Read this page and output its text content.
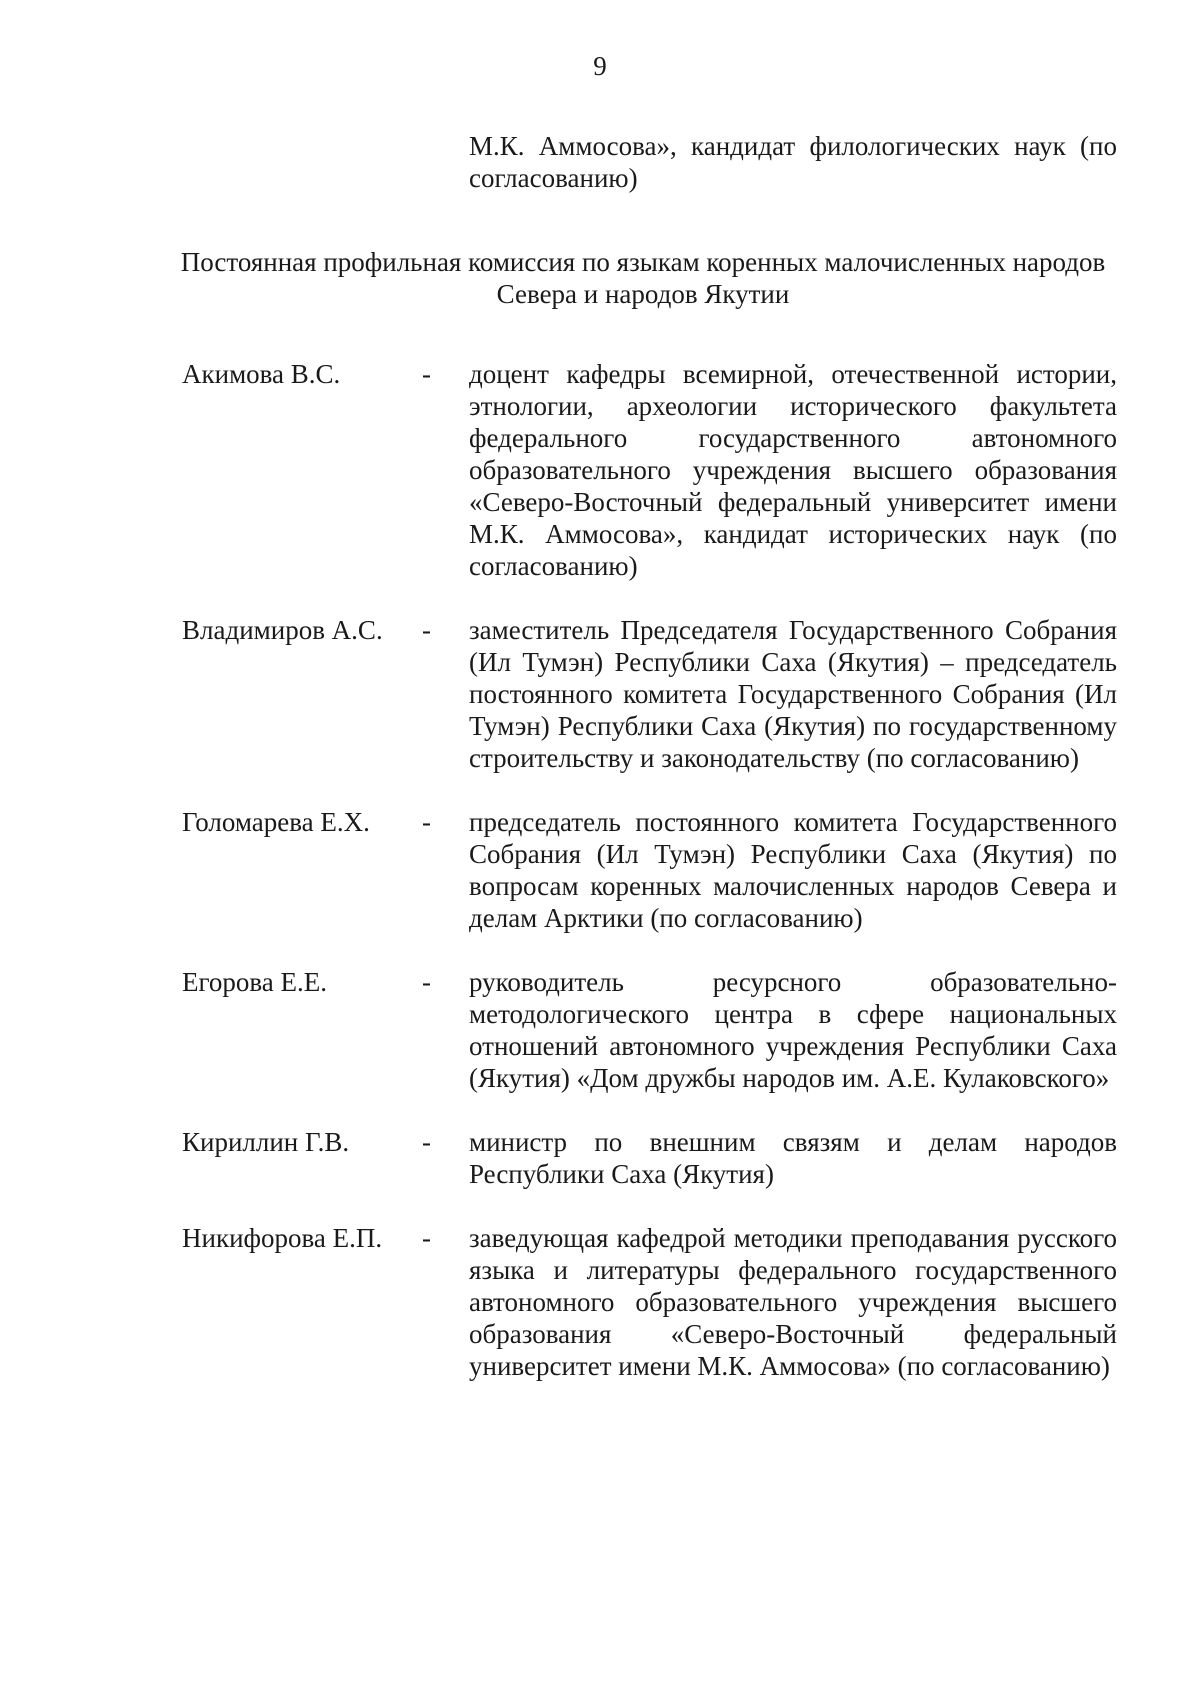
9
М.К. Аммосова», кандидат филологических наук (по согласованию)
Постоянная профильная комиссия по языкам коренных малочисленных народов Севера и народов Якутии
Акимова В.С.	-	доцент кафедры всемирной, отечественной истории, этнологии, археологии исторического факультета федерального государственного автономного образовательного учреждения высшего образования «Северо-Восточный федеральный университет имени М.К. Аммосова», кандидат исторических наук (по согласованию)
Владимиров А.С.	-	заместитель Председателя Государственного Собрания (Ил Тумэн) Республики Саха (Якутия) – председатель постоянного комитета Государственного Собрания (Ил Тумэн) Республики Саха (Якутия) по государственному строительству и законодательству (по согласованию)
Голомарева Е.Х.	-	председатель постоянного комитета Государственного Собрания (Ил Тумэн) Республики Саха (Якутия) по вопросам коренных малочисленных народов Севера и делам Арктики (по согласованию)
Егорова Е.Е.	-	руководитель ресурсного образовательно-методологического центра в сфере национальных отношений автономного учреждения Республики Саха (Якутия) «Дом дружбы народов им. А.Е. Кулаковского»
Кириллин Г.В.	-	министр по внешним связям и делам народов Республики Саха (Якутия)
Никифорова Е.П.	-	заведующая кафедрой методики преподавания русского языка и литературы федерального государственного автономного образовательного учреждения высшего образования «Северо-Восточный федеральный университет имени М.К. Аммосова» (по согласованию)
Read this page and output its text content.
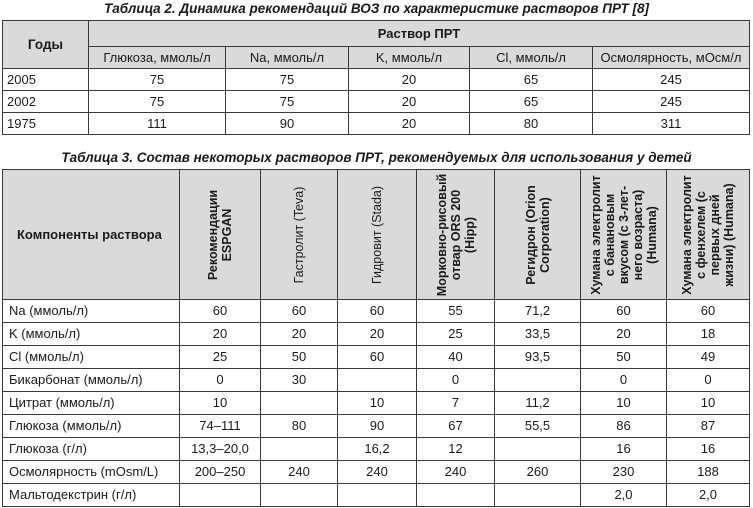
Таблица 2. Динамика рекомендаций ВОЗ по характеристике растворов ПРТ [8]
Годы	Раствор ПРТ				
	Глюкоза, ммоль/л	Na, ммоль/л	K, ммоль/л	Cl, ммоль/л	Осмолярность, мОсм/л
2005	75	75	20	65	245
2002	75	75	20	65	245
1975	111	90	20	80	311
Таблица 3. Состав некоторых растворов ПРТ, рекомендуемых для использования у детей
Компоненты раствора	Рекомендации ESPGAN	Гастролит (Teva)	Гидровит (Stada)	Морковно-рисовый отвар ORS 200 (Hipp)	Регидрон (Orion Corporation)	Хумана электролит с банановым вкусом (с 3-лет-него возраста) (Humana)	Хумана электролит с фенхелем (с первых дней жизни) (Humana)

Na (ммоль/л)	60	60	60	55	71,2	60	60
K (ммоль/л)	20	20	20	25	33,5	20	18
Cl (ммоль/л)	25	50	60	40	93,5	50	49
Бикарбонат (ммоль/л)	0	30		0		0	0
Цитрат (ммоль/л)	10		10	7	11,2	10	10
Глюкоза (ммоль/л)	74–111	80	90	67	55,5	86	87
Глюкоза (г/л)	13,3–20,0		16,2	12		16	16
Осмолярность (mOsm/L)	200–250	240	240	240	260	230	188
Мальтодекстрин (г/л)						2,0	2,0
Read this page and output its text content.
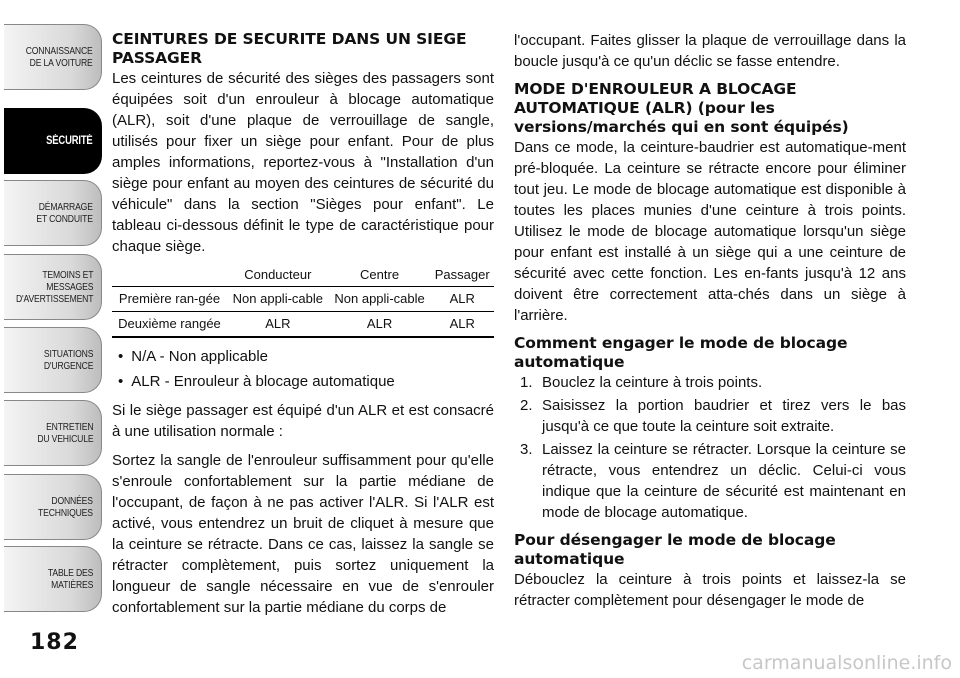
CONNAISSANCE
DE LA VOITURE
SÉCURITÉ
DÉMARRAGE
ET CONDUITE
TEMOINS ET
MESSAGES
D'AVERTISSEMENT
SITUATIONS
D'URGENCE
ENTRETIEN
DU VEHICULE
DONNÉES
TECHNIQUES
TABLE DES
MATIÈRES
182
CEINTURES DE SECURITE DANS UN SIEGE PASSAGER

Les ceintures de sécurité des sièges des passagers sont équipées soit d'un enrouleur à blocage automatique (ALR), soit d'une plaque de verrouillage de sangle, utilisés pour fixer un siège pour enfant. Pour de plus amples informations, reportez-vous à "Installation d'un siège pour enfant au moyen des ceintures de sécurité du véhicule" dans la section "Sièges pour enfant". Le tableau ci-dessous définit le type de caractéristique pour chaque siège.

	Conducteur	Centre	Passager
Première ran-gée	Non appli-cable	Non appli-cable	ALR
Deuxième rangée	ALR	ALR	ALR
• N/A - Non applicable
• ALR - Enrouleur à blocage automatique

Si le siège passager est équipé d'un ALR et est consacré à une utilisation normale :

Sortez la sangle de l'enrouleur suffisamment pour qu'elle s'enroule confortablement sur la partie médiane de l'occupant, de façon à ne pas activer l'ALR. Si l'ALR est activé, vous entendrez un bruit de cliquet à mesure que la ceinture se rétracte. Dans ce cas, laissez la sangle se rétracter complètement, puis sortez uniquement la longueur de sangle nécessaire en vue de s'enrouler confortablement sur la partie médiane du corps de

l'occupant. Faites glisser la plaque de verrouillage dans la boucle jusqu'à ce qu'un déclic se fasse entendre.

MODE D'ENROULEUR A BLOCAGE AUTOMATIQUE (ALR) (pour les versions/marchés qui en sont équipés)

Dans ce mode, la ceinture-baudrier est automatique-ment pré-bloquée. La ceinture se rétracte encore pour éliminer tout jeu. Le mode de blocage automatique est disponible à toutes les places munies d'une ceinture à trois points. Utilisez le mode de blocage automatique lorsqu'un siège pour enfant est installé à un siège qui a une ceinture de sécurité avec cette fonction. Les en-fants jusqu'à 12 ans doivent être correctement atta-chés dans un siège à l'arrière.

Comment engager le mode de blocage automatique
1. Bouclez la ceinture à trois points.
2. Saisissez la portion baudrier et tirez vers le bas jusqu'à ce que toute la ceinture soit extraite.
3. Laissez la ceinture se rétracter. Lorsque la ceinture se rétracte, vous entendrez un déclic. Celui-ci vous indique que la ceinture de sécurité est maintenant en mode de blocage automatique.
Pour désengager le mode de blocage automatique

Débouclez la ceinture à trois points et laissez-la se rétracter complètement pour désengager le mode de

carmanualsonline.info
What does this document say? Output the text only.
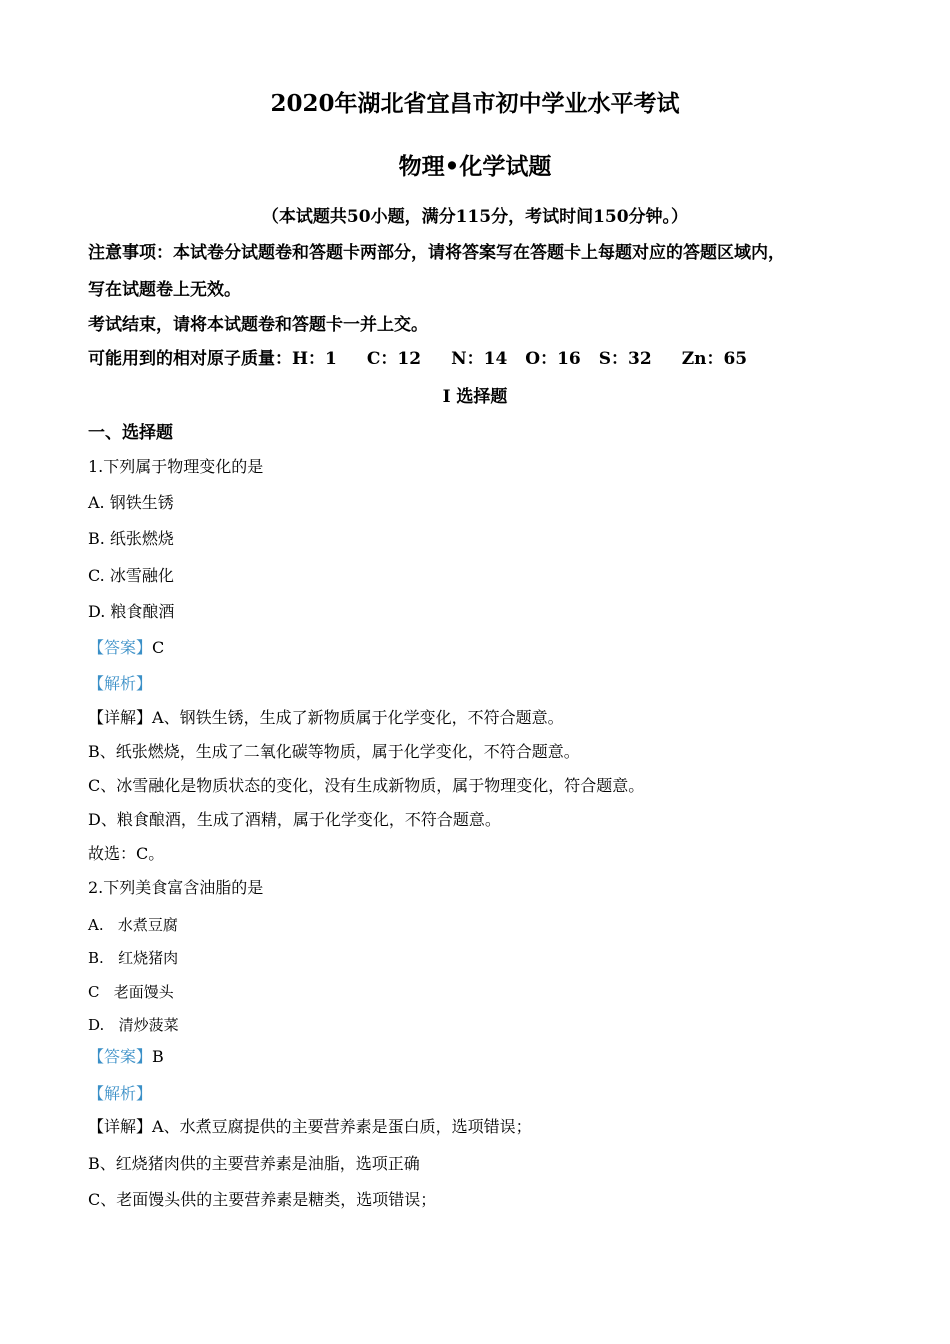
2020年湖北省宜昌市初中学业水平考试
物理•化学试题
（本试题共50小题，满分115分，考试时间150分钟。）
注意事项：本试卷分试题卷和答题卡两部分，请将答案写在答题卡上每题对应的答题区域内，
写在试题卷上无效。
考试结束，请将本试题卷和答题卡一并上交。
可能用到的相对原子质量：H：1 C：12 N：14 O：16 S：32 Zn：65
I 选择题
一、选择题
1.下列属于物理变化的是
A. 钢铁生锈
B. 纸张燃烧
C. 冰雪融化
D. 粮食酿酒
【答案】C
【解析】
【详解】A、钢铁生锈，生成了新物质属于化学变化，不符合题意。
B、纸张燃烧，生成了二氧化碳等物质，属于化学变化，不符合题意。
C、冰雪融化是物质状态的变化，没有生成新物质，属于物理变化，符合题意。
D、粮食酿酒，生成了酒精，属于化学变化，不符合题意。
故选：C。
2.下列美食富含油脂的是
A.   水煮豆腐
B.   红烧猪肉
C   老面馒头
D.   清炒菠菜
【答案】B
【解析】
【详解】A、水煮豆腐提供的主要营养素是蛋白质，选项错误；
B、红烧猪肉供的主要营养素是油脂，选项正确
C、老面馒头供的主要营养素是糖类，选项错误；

——————————

• **WHAT YOU HAVE TO DO**
Using the data above, write out every line exactly, leaving the images behind.

• **TASK OUTPUT**
Read this page and output its text content.
9
М.К. Аммосова», кандидат филологических наук (по согласованию)
Постоянная профильная комиссия по языкам коренных малочисленных народов Севера и народов Якутии
Акимова В.С.	-	доцент кафедры всемирной, отечественной истории, этнологии, археологии исторического факультета федерального государственного автономного образовательного учреждения высшего образования «Северо-Восточный федеральный университет имени М.К. Аммосова», кандидат исторических наук (по согласованию)
Владимиров А.С.	-	заместитель Председателя Государственного Собрания (Ил Тумэн) Республики Саха (Якутия) – председатель постоянного комитета Государственного Собрания (Ил Тумэн) Республики Саха (Якутия) по государственному строительству и законодательству (по согласованию)
Голомарева Е.Х.	-	председатель постоянного комитета Государственного Собрания (Ил Тумэн) Республики Саха (Якутия) по вопросам коренных малочисленных народов Севера и делам Арктики (по согласованию)
Егорова Е.Е.	-	руководитель ресурсного образовательно-методологического центра в сфере национальных отношений автономного учреждения Республики Саха (Якутия) «Дом дружбы народов им. А.Е. Кулаковского»
Кириллин Г.В.	-	министр по внешним связям и делам народов Республики Саха (Якутия)
Никифорова Е.П.	-	заведующая кафедрой методики преподавания русского языка и литературы федерального государственного автономного образовательного учреждения высшего образования «Северо-Восточный федеральный университет имени М.К. Аммосова» (по согласованию)
Read this page and output its text content.
Таблица 2. Динамика рекомендаций ВОЗ по характеристике растворов ПРТ [8]
Годы	Раствор ПРТ				
	Глюкоза, ммоль/л	Na, ммоль/л	K, ммоль/л	Cl, ммоль/л	Осмолярность, мОсм/л
2005	75	75	20	65	245
2002	75	75	20	65	245
1975	111	90	20	80	311
Таблица 3. Состав некоторых растворов ПРТ, рекомендуемых для использования у детей
Компоненты раствора	Рекомендации ESPGAN	Гастролит (Teva)	Гидровит (Stada)	Морковно-рисовый отвар ORS 200 (Hipp)	Регидрон (Orion Corporation)	Хумана электролит с банановым вкусом (с 3-лет-него возраста) (Humana)	Хумана электролит с фенхелем (с первых дней жизни) (Humana)

Na (ммоль/л)	60	60	60	55	71,2	60	60
K (ммоль/л)	20	20	20	25	33,5	20	18
Cl (ммоль/л)	25	50	60	40	93,5	50	49
Бикарбонат (ммоль/л)	0	30		0		0	0
Цитрат (ммоль/л)	10		10	7	11,2	10	10
Глюкоза (ммоль/л)	74–111	80	90	67	55,5	86	87
Глюкоза (г/л)	13,3–20,0		16,2	12		16	16
Осмолярность (mOsm/L)	200–250	240	240	240	260	230	188
Мальтодекстрин (г/л)						2,0	2,0
Read this page and output its text content.
CONNAISSANCE
DE LA VOITURE
SÉCURITÉ
DÉMARRAGE
ET CONDUITE
TEMOINS ET
MESSAGES
D'AVERTISSEMENT
SITUATIONS
D'URGENCE
ENTRETIEN
DU VEHICULE
DONNÉES
TECHNIQUES
TABLE DES
MATIÈRES
182
CEINTURES DE SECURITE DANS UN SIEGE PASSAGER

Les ceintures de sécurité des sièges des passagers sont équipées soit d'un enrouleur à blocage automatique (ALR), soit d'une plaque de verrouillage de sangle, utilisés pour fixer un siège pour enfant. Pour de plus amples informations, reportez-vous à "Installation d'un siège pour enfant au moyen des ceintures de sécurité du véhicule" dans la section "Sièges pour enfant". Le tableau ci-dessous définit le type de caractéristique pour chaque siège.

	Conducteur	Centre	Passager
Première ran-gée	Non appli-cable	Non appli-cable	ALR
Deuxième rangée	ALR	ALR	ALR
• N/A - Non applicable
• ALR - Enrouleur à blocage automatique

Si le siège passager est équipé d'un ALR et est consacré à une utilisation normale :

Sortez la sangle de l'enrouleur suffisamment pour qu'elle s'enroule confortablement sur la partie médiane de l'occupant, de façon à ne pas activer l'ALR. Si l'ALR est activé, vous entendrez un bruit de cliquet à mesure que la ceinture se rétracte. Dans ce cas, laissez la sangle se rétracter complètement, puis sortez uniquement la longueur de sangle nécessaire en vue de s'enrouler confortablement sur la partie médiane du corps de

l'occupant. Faites glisser la plaque de verrouillage dans la boucle jusqu'à ce qu'un déclic se fasse entendre.

MODE D'ENROULEUR A BLOCAGE AUTOMATIQUE (ALR) (pour les versions/marchés qui en sont équipés)

Dans ce mode, la ceinture-baudrier est automatique-ment pré-bloquée. La ceinture se rétracte encore pour éliminer tout jeu. Le mode de blocage automatique est disponible à toutes les places munies d'une ceinture à trois points. Utilisez le mode de blocage automatique lorsqu'un siège pour enfant est installé à un siège qui a une ceinture de sécurité avec cette fonction. Les en-fants jusqu'à 12 ans doivent être correctement atta-chés dans un siège à l'arrière.

Comment engager le mode de blocage automatique
1. Bouclez la ceinture à trois points.
2. Saisissez la portion baudrier et tirez vers le bas jusqu'à ce que toute la ceinture soit extraite.
3. Laissez la ceinture se rétracter. Lorsque la ceinture se rétracte, vous entendrez un déclic. Celui-ci vous indique que la ceinture de sécurité est maintenant en mode de blocage automatique.
Pour désengager le mode de blocage automatique

Débouclez la ceinture à trois points et laissez-la se rétracter complètement pour désengager le mode de

carmanualsonline.info
What does this document say? Output the text only.
2020年湖北省宜昌市初中学业水平考试
物理•化学试题
（本试题共50小题，满分115分，考试时间150分钟。）
注意事项：本试卷分试题卷和答题卡两部分，请将答案写在答题卡上每题对应的答题区域内，
写在试题卷上无效。
考试结束，请将本试题卷和答题卡一并上交。
可能用到的相对原子质量：H：1 C：12 N：14 O：16 S：32 Zn：65
I 选择题
一、选择题
1.下列属于物理变化的是
A. 钢铁生锈
B. 纸张燃烧
C. 冰雪融化
D. 粮食酿酒
【答案】C
【解析】
【详解】A、钢铁生锈，生成了新物质属于化学变化，不符合题意。
B、纸张燃烧，生成了二氧化碳等物质，属于化学变化，不符合题意。
C、冰雪融化是物质状态的变化，没有生成新物质，属于物理变化，符合题意。
D、粮食酿酒，生成了酒精，属于化学变化，不符合题意。
故选：C。
2.下列美食富含油脂的是
A.   水煮豆腐
B.   红烧猪肉
C   老面馒头
D.   清炒菠菜
【答案】B
【解析】
【详解】A、水煮豆腐提供的主要营养素是蛋白质，选项错误；
B、红烧猪肉供的主要营养素是油脂，选项正确
C、老面馒头供的主要营养素是糖类，选项错误；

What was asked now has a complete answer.